*Your goal*
Note each line where "Carlo" appears, and copy it.

________________

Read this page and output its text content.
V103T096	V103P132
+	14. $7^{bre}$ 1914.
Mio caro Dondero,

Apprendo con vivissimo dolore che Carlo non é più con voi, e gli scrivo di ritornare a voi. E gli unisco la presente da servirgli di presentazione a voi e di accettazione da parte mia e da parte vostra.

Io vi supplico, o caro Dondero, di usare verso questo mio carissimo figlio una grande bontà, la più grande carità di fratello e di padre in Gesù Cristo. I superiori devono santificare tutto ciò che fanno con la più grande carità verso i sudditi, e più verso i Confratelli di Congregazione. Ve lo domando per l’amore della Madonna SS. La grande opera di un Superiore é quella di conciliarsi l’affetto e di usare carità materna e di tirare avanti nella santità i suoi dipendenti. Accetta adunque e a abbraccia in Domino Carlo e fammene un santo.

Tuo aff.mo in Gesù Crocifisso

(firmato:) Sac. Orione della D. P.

________________

*Result of this task*
Apprendo con vivissimo dolore che Carlo non é più con voi, e gli scrivo di ritornare a voi. E gli unisco la presente da servirgli di presentazione a voi e di accettazione da parte mia e da parte vostra.
Io vi supplico, o caro Dondero, di usare verso questo mio carissimo figlio una grande bontà, la più grande carità di fratello e di padre in Gesù Cristo. I superiori devono santificare tutto ciò che fanno con la più grande carità verso i sudditi, e più verso i Confratelli di Congregazione. Ve lo domando per l’amore della Madonna SS. La grande opera di un Superiore é quella di conciliarsi l’affetto e di usare carità materna e di tirare avanti nella santità i suoi dipendenti. Accetta adunque e a abbraccia in Domino Carlo e fammene un santo.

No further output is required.